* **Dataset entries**
________________________________________

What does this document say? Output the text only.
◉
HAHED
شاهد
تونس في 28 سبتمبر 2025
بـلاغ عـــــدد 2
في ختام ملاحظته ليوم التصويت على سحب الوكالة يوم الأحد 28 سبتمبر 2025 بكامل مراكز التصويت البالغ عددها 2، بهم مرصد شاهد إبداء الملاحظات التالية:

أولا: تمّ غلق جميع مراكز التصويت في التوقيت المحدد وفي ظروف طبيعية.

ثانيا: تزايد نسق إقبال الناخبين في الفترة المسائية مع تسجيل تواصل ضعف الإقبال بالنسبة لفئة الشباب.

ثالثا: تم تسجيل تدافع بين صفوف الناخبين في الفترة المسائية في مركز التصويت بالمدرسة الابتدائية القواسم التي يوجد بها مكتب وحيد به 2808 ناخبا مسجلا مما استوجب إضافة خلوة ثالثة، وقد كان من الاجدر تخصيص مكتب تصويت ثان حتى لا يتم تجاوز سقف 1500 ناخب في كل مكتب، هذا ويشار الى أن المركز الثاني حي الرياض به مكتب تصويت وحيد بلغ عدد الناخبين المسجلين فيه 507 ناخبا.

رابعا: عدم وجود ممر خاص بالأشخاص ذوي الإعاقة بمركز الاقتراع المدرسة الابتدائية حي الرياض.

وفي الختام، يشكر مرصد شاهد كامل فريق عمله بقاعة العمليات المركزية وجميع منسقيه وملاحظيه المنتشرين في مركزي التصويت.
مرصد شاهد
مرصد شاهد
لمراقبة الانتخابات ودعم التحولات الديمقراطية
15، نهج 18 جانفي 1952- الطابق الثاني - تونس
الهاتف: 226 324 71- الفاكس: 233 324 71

________________________________________

Quote the data above in full, changing nothing.

* **WRITTEN ANSWER**
What does this document say? Output the text only.
◉
HAHED
شاهد
تونس في 28 سبتمبر 2025
بـلاغ عـــــدد 2
في ختام ملاحظته ليوم التصويت على سحب الوكالة يوم الأحد 28 سبتمبر 2025 بكامل مراكز التصويت البالغ عددها 2، بهم مرصد شاهد إبداء الملاحظات التالية:

أولا: تمّ غلق جميع مراكز التصويت في التوقيت المحدد وفي ظروف طبيعية.

ثانيا: تزايد نسق إقبال الناخبين في الفترة المسائية مع تسجيل تواصل ضعف الإقبال بالنسبة لفئة الشباب.

ثالثا: تم تسجيل تدافع بين صفوف الناخبين في الفترة المسائية في مركز التصويت بالمدرسة الابتدائية القواسم التي يوجد بها مكتب وحيد به 2808 ناخبا مسجلا مما استوجب إضافة خلوة ثالثة، وقد كان من الاجدر تخصيص مكتب تصويت ثان حتى لا يتم تجاوز سقف 1500 ناخب في كل مكتب، هذا ويشار الى أن المركز الثاني حي الرياض به مكتب تصويت وحيد بلغ عدد الناخبين المسجلين فيه 507 ناخبا.

رابعا: عدم وجود ممر خاص بالأشخاص ذوي الإعاقة بمركز الاقتراع المدرسة الابتدائية حي الرياض.

وفي الختام، يشكر مرصد شاهد كامل فريق عمله بقاعة العمليات المركزية وجميع منسقيه وملاحظيه المنتشرين في مركزي التصويت.
مرصد شاهد
مرصد شاهد
لمراقبة الانتخابات ودعم التحولات الديمقراطية
15، نهج 18 جانفي 1952- الطابق الثاني - تونس
الهاتف: 226 324 71- الفاكس: 233 324 71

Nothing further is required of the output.